## Given records
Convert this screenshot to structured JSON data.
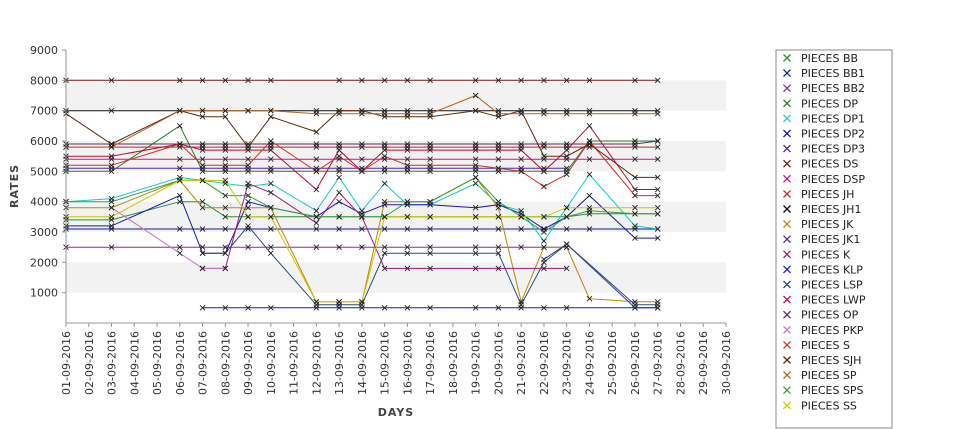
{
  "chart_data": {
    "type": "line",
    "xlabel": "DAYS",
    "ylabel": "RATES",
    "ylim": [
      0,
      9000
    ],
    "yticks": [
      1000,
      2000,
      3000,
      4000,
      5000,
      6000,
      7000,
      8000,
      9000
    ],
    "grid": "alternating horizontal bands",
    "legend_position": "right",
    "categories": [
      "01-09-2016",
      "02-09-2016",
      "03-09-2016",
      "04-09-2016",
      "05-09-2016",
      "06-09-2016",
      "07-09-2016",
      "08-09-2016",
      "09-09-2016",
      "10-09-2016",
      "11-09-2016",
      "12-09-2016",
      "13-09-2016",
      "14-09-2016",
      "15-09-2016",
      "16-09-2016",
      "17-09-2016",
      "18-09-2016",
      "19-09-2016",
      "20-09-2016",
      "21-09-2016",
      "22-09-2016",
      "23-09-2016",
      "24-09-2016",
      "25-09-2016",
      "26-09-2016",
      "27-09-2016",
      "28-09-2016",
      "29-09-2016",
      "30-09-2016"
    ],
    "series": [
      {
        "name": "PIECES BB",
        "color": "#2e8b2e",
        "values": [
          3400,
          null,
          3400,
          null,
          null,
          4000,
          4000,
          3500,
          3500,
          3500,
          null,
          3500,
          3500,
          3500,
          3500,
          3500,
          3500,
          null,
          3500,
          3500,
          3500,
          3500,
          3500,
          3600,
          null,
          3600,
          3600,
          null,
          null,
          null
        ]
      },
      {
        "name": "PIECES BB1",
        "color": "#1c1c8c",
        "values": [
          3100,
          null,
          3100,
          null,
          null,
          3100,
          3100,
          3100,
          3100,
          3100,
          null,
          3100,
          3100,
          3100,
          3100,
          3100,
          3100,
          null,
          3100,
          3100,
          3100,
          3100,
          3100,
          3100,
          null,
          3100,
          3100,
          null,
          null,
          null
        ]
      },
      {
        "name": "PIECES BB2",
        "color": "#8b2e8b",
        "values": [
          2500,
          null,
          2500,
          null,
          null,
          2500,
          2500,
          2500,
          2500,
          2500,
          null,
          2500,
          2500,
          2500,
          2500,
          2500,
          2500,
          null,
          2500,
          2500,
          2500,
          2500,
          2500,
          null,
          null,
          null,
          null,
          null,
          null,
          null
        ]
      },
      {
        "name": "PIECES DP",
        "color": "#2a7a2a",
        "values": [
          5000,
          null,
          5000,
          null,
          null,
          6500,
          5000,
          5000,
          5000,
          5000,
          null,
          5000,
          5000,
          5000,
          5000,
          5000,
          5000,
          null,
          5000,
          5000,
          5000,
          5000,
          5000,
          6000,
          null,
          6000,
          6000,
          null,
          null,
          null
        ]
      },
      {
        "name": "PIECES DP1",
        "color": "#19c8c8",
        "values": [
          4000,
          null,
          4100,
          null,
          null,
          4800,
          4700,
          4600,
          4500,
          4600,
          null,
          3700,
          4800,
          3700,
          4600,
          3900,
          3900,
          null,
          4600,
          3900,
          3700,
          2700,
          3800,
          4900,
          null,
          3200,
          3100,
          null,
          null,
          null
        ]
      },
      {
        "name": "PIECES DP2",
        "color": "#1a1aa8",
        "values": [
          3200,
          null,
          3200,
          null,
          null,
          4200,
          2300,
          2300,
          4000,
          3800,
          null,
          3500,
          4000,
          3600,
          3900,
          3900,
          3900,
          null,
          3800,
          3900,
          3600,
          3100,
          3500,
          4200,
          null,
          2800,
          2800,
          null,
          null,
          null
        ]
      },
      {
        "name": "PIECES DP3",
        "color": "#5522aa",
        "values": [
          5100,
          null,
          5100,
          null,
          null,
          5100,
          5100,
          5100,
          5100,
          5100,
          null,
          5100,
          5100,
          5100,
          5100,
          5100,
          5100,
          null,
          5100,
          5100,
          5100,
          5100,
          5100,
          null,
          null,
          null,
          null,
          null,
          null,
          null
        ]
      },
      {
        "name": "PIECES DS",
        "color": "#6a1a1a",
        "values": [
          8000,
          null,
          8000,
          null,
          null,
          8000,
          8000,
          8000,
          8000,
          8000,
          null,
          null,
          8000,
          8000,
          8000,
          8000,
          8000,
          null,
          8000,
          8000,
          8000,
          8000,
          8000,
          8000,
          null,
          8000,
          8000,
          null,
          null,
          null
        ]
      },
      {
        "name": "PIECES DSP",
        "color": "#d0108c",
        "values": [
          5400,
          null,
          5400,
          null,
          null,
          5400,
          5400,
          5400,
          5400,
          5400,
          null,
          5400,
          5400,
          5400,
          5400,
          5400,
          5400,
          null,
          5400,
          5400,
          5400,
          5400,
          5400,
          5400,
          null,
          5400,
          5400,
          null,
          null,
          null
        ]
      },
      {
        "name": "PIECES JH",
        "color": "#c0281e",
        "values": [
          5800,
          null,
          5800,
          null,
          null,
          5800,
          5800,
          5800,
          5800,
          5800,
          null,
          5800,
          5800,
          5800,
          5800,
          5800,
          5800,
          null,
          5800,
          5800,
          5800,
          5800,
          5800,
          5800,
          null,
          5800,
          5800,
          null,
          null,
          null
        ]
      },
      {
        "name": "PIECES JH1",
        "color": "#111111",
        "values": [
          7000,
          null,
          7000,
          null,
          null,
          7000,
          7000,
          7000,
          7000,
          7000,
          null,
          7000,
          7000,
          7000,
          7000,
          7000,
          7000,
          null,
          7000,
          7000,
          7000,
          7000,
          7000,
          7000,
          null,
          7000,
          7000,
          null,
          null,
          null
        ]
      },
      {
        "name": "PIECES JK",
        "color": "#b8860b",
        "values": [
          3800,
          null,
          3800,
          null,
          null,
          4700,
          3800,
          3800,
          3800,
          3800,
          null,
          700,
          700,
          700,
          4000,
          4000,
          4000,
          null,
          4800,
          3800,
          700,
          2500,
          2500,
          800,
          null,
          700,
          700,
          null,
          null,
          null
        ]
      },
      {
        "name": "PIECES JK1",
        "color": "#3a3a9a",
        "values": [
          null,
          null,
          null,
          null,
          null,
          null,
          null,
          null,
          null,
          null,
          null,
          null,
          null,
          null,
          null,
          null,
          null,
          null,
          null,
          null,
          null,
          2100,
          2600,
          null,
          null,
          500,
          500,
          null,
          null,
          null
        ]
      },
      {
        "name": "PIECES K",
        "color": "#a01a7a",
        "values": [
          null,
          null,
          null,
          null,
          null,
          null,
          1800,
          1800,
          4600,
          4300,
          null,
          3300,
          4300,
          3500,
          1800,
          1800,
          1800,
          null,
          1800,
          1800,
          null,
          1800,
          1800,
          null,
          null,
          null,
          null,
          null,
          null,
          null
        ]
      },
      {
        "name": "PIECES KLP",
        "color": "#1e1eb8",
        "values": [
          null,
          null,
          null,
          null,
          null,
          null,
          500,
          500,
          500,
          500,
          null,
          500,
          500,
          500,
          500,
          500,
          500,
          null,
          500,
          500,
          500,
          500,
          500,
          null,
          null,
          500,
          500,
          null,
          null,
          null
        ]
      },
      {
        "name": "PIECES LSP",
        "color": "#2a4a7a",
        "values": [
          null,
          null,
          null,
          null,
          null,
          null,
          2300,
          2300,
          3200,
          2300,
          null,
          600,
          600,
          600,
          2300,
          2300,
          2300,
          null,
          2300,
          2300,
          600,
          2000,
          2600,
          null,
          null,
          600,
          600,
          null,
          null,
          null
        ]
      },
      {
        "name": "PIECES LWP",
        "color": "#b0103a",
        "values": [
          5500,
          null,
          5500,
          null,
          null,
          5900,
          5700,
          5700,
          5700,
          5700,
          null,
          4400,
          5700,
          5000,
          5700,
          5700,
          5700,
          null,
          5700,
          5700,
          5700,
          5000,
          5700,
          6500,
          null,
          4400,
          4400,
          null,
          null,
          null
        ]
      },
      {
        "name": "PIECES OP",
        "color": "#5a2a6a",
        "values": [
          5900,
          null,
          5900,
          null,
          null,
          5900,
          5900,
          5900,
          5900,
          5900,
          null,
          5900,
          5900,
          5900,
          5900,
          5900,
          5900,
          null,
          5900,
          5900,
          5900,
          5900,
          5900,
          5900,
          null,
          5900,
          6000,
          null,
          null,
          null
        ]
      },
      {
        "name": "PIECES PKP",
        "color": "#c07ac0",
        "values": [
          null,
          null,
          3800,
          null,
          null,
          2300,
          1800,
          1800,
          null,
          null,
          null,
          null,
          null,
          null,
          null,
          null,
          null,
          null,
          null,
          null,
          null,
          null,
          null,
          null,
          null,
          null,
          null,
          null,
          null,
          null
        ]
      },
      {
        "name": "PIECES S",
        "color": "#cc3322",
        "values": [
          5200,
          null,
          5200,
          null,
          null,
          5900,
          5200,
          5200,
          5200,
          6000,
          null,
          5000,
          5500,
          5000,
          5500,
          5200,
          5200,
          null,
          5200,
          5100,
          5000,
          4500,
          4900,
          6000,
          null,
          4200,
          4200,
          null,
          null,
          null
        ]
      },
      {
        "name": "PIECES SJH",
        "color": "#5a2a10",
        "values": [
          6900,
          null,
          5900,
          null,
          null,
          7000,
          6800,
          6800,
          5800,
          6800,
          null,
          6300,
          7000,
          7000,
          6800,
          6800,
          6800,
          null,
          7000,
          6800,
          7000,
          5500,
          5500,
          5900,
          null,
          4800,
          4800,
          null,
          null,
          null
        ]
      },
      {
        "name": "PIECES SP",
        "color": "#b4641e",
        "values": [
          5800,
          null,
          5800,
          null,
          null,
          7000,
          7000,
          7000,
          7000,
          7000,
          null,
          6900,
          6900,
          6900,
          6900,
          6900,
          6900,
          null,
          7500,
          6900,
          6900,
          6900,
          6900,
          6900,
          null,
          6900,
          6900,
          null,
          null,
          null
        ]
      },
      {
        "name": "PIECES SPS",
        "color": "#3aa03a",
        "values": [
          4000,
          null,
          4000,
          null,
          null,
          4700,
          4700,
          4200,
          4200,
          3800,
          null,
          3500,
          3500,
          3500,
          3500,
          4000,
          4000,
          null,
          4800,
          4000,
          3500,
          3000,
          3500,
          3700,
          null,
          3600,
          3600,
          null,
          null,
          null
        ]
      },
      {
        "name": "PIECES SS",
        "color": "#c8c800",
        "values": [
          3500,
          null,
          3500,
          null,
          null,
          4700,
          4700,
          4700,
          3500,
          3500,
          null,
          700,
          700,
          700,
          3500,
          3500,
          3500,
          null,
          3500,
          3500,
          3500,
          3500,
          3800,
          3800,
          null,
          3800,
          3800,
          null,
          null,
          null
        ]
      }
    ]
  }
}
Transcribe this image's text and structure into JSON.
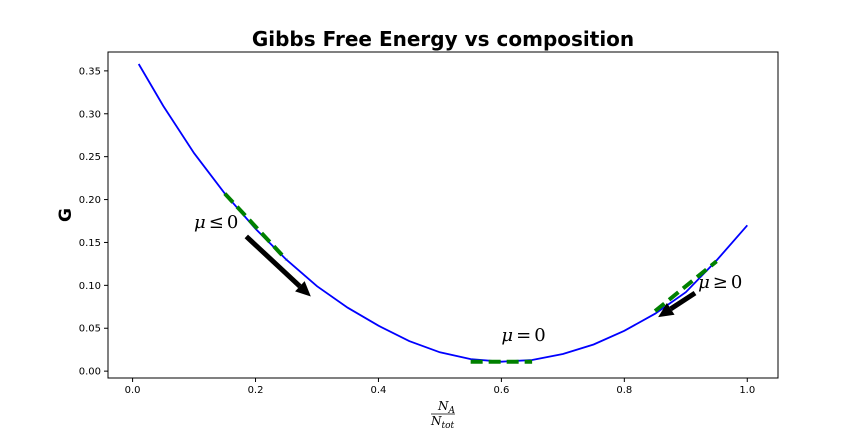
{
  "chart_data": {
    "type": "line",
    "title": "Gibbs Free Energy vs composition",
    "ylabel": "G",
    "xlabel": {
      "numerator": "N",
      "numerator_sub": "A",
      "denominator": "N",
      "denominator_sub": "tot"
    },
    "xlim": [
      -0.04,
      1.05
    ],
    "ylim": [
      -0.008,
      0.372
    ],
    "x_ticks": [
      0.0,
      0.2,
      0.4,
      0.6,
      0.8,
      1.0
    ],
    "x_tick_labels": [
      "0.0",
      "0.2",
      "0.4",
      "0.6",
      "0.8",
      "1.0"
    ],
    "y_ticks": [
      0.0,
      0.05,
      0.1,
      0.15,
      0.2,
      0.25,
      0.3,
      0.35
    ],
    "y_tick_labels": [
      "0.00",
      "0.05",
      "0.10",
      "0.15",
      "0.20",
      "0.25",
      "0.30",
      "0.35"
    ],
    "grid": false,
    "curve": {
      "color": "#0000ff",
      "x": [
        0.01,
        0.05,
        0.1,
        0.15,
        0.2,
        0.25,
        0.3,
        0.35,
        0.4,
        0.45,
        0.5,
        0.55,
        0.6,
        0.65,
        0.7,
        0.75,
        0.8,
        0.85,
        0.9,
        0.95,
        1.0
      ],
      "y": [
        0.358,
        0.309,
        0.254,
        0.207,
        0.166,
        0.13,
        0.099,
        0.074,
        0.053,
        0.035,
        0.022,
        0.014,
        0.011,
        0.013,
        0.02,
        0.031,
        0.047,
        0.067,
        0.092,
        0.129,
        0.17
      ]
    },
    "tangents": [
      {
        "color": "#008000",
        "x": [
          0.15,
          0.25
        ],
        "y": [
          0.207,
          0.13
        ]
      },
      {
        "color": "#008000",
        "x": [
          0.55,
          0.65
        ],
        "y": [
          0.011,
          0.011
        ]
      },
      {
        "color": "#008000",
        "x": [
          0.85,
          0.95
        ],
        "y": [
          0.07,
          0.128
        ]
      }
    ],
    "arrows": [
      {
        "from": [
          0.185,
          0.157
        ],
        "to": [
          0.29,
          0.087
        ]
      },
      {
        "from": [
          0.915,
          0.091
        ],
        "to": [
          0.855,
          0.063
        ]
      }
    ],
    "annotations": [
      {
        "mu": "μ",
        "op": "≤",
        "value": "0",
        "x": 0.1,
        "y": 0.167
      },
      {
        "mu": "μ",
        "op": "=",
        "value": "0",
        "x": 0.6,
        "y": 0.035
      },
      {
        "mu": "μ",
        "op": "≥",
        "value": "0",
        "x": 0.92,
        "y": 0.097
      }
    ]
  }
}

## Written instruction
Give the number of lines in the data that contain "JSON", with no other words.

## Response to this exercise
2